Written exercise: Exactly as they appear, output all of the entries.

>> begin Material for this task

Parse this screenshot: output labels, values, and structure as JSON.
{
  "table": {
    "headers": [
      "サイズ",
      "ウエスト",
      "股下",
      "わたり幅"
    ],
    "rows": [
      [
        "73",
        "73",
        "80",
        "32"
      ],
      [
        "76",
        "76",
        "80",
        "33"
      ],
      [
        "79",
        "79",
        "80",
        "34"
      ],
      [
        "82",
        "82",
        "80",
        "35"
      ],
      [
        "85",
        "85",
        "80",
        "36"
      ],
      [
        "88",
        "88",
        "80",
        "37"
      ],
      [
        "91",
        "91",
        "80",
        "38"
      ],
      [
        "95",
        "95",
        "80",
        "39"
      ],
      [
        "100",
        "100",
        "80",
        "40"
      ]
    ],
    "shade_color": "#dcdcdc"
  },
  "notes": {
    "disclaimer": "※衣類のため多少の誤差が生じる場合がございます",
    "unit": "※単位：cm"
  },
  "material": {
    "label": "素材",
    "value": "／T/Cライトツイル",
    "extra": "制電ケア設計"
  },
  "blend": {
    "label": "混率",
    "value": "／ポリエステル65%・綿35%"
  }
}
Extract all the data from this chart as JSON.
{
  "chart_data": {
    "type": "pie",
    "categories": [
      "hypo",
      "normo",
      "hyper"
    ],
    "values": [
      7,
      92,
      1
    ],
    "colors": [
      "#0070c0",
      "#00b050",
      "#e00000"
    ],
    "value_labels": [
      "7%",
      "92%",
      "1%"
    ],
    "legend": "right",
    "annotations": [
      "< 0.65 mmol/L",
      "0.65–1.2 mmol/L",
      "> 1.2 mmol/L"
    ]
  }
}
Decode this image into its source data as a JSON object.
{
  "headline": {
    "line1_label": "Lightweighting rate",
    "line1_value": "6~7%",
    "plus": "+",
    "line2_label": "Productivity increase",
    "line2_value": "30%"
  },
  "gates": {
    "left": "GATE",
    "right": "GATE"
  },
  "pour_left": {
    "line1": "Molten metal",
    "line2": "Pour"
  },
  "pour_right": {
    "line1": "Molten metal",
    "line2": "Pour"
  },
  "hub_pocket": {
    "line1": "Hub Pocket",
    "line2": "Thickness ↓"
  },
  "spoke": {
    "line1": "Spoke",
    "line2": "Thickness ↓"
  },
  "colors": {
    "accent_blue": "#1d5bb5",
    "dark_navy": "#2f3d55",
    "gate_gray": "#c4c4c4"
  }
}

>> end Material for this task

Task response:
Parse this screenshot: output labels, values, and structure as JSON.
{
  "table": {
    "headers": [
      "サイズ",
      "ウエスト",
      "股下",
      "わたり幅"
    ],
    "rows": [
      [
        "73",
        "73",
        "80",
        "32"
      ],
      [
        "76",
        "76",
        "80",
        "33"
      ],
      [
        "79",
        "79",
        "80",
        "34"
      ],
      [
        "82",
        "82",
        "80",
        "35"
      ],
      [
        "85",
        "85",
        "80",
        "36"
      ],
      [
        "88",
        "88",
        "80",
        "37"
      ],
      [
        "91",
        "91",
        "80",
        "38"
      ],
      [
        "95",
        "95",
        "80",
        "39"
      ],
      [
        "100",
        "100",
        "80",
        "40"
      ]
    ],
    "shade_color": "#dcdcdc"
  },
  "notes": {
    "disclaimer": "※衣類のため多少の誤差が生じる場合がございます",
    "unit": "※単位：cm"
  },
  "material": {
    "label": "素材",
    "value": "／T/Cライトツイル",
    "extra": "制電ケア設計"
  },
  "blend": {
    "label": "混率",
    "value": "／ポリエステル65%・綿35%"
  }
}
Extract all the data from this chart as JSON.
{
  "chart_data": {
    "type": "pie",
    "categories": [
      "hypo",
      "normo",
      "hyper"
    ],
    "values": [
      7,
      92,
      1
    ],
    "colors": [
      "#0070c0",
      "#00b050",
      "#e00000"
    ],
    "value_labels": [
      "7%",
      "92%",
      "1%"
    ],
    "legend": "right",
    "annotations": [
      "< 0.65 mmol/L",
      "0.65–1.2 mmol/L",
      "> 1.2 mmol/L"
    ]
  }
}
Decode this image into its source data as a JSON object.
{
  "headline": {
    "line1_label": "Lightweighting rate",
    "line1_value": "6~7%",
    "plus": "+",
    "line2_label": "Productivity increase",
    "line2_value": "30%"
  },
  "gates": {
    "left": "GATE",
    "right": "GATE"
  },
  "pour_left": {
    "line1": "Molten metal",
    "line2": "Pour"
  },
  "pour_right": {
    "line1": "Molten metal",
    "line2": "Pour"
  },
  "hub_pocket": {
    "line1": "Hub Pocket",
    "line2": "Thickness ↓"
  },
  "spoke": {
    "line1": "Spoke",
    "line2": "Thickness ↓"
  },
  "colors": {
    "accent_blue": "#1d5bb5",
    "dark_navy": "#2f3d55",
    "gate_gray": "#c4c4c4"
  }
}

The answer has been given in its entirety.